▶ INFORMATION SUPPLIED

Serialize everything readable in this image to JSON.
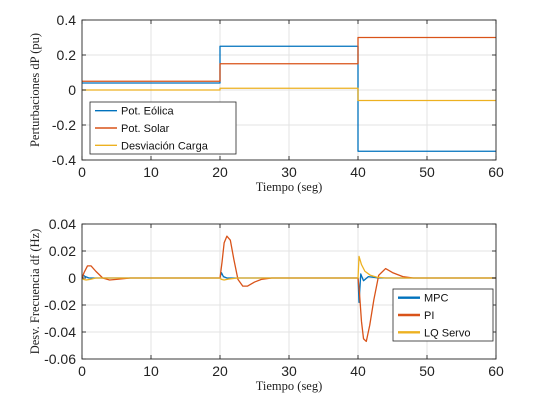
{
  "chart_data": [
    {
      "type": "line",
      "title": "",
      "xlabel": "Tiempo (seg)",
      "ylabel": "Perturbaciones dP (pu)",
      "xlim": [
        0,
        60
      ],
      "ylim": [
        -0.4,
        0.4
      ],
      "xticks": [
        0,
        10,
        20,
        30,
        40,
        50,
        60
      ],
      "yticks": [
        -0.4,
        -0.2,
        0,
        0.2,
        0.4
      ],
      "ytick_labels": [
        "-0.4",
        "-0.2",
        "0",
        "0.2",
        "0.4"
      ],
      "grid": true,
      "legend_position": "bottom-left",
      "series": [
        {
          "name": "Pot. Eólica",
          "color": "#0072BD",
          "x": [
            0,
            20,
            20,
            40,
            40,
            60
          ],
          "y": [
            0.04,
            0.04,
            0.25,
            0.25,
            -0.35,
            -0.35
          ]
        },
        {
          "name": "Pot. Solar",
          "color": "#D95319",
          "x": [
            0,
            20,
            20,
            40,
            40,
            60
          ],
          "y": [
            0.05,
            0.05,
            0.15,
            0.15,
            0.3,
            0.3
          ]
        },
        {
          "name": "Desviación Carga",
          "color": "#EDB120",
          "x": [
            0,
            20,
            20,
            40,
            40,
            60
          ],
          "y": [
            0.0,
            0.0,
            0.01,
            0.01,
            -0.06,
            -0.06
          ]
        }
      ]
    },
    {
      "type": "line",
      "title": "",
      "xlabel": "Tiempo (seg)",
      "ylabel": "Desv. Frecuencia df (Hz)",
      "xlim": [
        0,
        60
      ],
      "ylim": [
        -0.06,
        0.04
      ],
      "xticks": [
        0,
        10,
        20,
        30,
        40,
        50,
        60
      ],
      "yticks": [
        -0.06,
        -0.04,
        -0.02,
        0,
        0.02,
        0.04
      ],
      "ytick_labels": [
        "-0.06",
        "-0.04",
        "-0.02",
        "0",
        "0.02",
        "0.04"
      ],
      "grid": true,
      "legend_position": "bottom-right",
      "series": [
        {
          "name": "MPC",
          "color": "#0072BD",
          "x": [
            0,
            0.2,
            0.5,
            1.0,
            2.0,
            20,
            20.2,
            20.5,
            21,
            22,
            40,
            40.15,
            40.4,
            40.8,
            41.5,
            43,
            60
          ],
          "y": [
            0,
            0.002,
            0.001,
            0,
            0,
            0,
            0.004,
            0.001,
            0,
            0,
            0,
            -0.018,
            0.003,
            -0.002,
            0.001,
            0,
            0
          ]
        },
        {
          "name": "PI",
          "color": "#D95319",
          "x": [
            0,
            0.3,
            0.8,
            1.3,
            2.0,
            3.0,
            4.0,
            5.0,
            7.0,
            20,
            20.3,
            20.6,
            21.0,
            21.5,
            22.0,
            22.6,
            23.3,
            24.0,
            25.0,
            26.0,
            27.5,
            29,
            40,
            40.2,
            40.5,
            40.8,
            41.2,
            41.7,
            42.3,
            43.0,
            44.0,
            45.0,
            46.5,
            48,
            60
          ],
          "y": [
            0,
            0.004,
            0.009,
            0.009,
            0.005,
            0.0,
            -0.0015,
            -0.001,
            0,
            0,
            0.012,
            0.026,
            0.031,
            0.028,
            0.014,
            -0.001,
            -0.006,
            -0.006,
            -0.003,
            -0.001,
            0,
            0,
            0,
            -0.01,
            -0.032,
            -0.045,
            -0.047,
            -0.035,
            -0.016,
            0.002,
            0.007,
            0.004,
            0.001,
            0,
            0
          ]
        },
        {
          "name": "LQ Servo",
          "color": "#EDB120",
          "x": [
            0,
            0.2,
            0.6,
            1.2,
            2.0,
            3.0,
            20,
            20.2,
            20.6,
            21.2,
            22.5,
            40,
            40.15,
            40.5,
            41.0,
            41.8,
            42.8,
            44.0,
            60
          ],
          "y": [
            0,
            -0.001,
            -0.0015,
            -0.001,
            0,
            0,
            0,
            -0.001,
            -0.0015,
            -0.0008,
            0,
            0,
            0.016,
            0.01,
            0.005,
            0.002,
            0.0005,
            0,
            0
          ]
        }
      ]
    }
  ]
}
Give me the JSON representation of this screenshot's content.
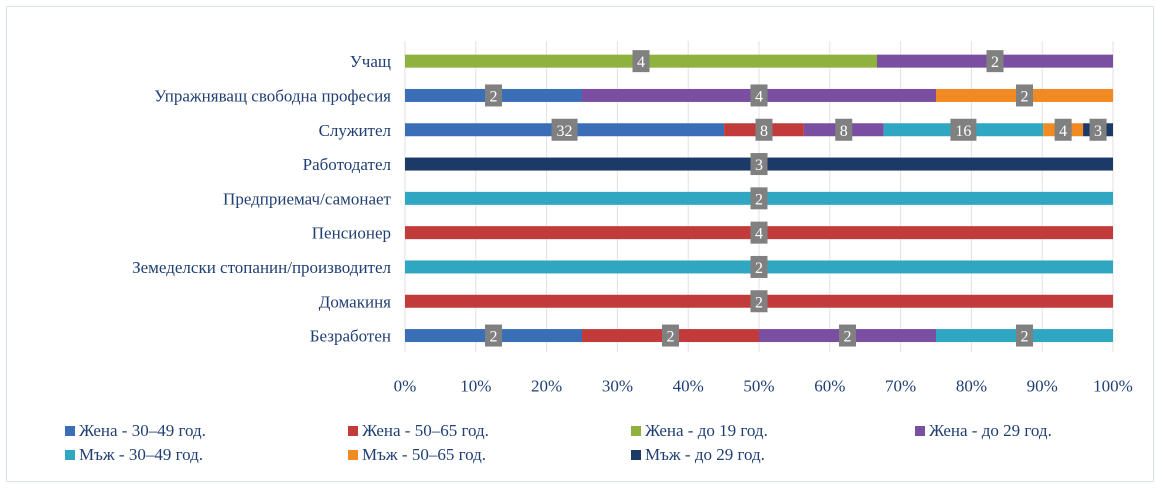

▶ PROBLEM STATEMENT
Restate each entry word for word, please, but drop any images it holds.

▶ TASK ANSWER
Serialize everything readable in this image to JSON.
{
  "chart_data": [
    {
      "type": "line",
      "title": "",
      "xlabel": "Tiempo (seg)",
      "ylabel": "Perturbaciones dP (pu)",
      "xlim": [
        0,
        60
      ],
      "ylim": [
        -0.4,
        0.4
      ],
      "xticks": [
        0,
        10,
        20,
        30,
        40,
        50,
        60
      ],
      "yticks": [
        -0.4,
        -0.2,
        0,
        0.2,
        0.4
      ],
      "ytick_labels": [
        "-0.4",
        "-0.2",
        "0",
        "0.2",
        "0.4"
      ],
      "grid": true,
      "legend_position": "bottom-left",
      "series": [
        {
          "name": "Pot. Eólica",
          "color": "#0072BD",
          "x": [
            0,
            20,
            20,
            40,
            40,
            60
          ],
          "y": [
            0.04,
            0.04,
            0.25,
            0.25,
            -0.35,
            -0.35
          ]
        },
        {
          "name": "Pot. Solar",
          "color": "#D95319",
          "x": [
            0,
            20,
            20,
            40,
            40,
            60
          ],
          "y": [
            0.05,
            0.05,
            0.15,
            0.15,
            0.3,
            0.3
          ]
        },
        {
          "name": "Desviación Carga",
          "color": "#EDB120",
          "x": [
            0,
            20,
            20,
            40,
            40,
            60
          ],
          "y": [
            0.0,
            0.0,
            0.01,
            0.01,
            -0.06,
            -0.06
          ]
        }
      ]
    },
    {
      "type": "line",
      "title": "",
      "xlabel": "Tiempo (seg)",
      "ylabel": "Desv. Frecuencia df (Hz)",
      "xlim": [
        0,
        60
      ],
      "ylim": [
        -0.06,
        0.04
      ],
      "xticks": [
        0,
        10,
        20,
        30,
        40,
        50,
        60
      ],
      "yticks": [
        -0.06,
        -0.04,
        -0.02,
        0,
        0.02,
        0.04
      ],
      "ytick_labels": [
        "-0.06",
        "-0.04",
        "-0.02",
        "0",
        "0.02",
        "0.04"
      ],
      "grid": true,
      "legend_position": "bottom-right",
      "series": [
        {
          "name": "MPC",
          "color": "#0072BD",
          "x": [
            0,
            0.2,
            0.5,
            1.0,
            2.0,
            20,
            20.2,
            20.5,
            21,
            22,
            40,
            40.15,
            40.4,
            40.8,
            41.5,
            43,
            60
          ],
          "y": [
            0,
            0.002,
            0.001,
            0,
            0,
            0,
            0.004,
            0.001,
            0,
            0,
            0,
            -0.018,
            0.003,
            -0.002,
            0.001,
            0,
            0
          ]
        },
        {
          "name": "PI",
          "color": "#D95319",
          "x": [
            0,
            0.3,
            0.8,
            1.3,
            2.0,
            3.0,
            4.0,
            5.0,
            7.0,
            20,
            20.3,
            20.6,
            21.0,
            21.5,
            22.0,
            22.6,
            23.3,
            24.0,
            25.0,
            26.0,
            27.5,
            29,
            40,
            40.2,
            40.5,
            40.8,
            41.2,
            41.7,
            42.3,
            43.0,
            44.0,
            45.0,
            46.5,
            48,
            60
          ],
          "y": [
            0,
            0.004,
            0.009,
            0.009,
            0.005,
            0.0,
            -0.0015,
            -0.001,
            0,
            0,
            0.012,
            0.026,
            0.031,
            0.028,
            0.014,
            -0.001,
            -0.006,
            -0.006,
            -0.003,
            -0.001,
            0,
            0,
            0,
            -0.01,
            -0.032,
            -0.045,
            -0.047,
            -0.035,
            -0.016,
            0.002,
            0.007,
            0.004,
            0.001,
            0,
            0
          ]
        },
        {
          "name": "LQ Servo",
          "color": "#EDB120",
          "x": [
            0,
            0.2,
            0.6,
            1.2,
            2.0,
            3.0,
            20,
            20.2,
            20.6,
            21.2,
            22.5,
            40,
            40.15,
            40.5,
            41.0,
            41.8,
            42.8,
            44.0,
            60
          ],
          "y": [
            0,
            -0.001,
            -0.0015,
            -0.001,
            0,
            0,
            0,
            -0.001,
            -0.0015,
            -0.0008,
            0,
            0,
            0.016,
            0.01,
            0.005,
            0.002,
            0.0005,
            0,
            0
          ]
        }
      ]
    }
  ]
}
Give me the JSON representation of this screenshot's content.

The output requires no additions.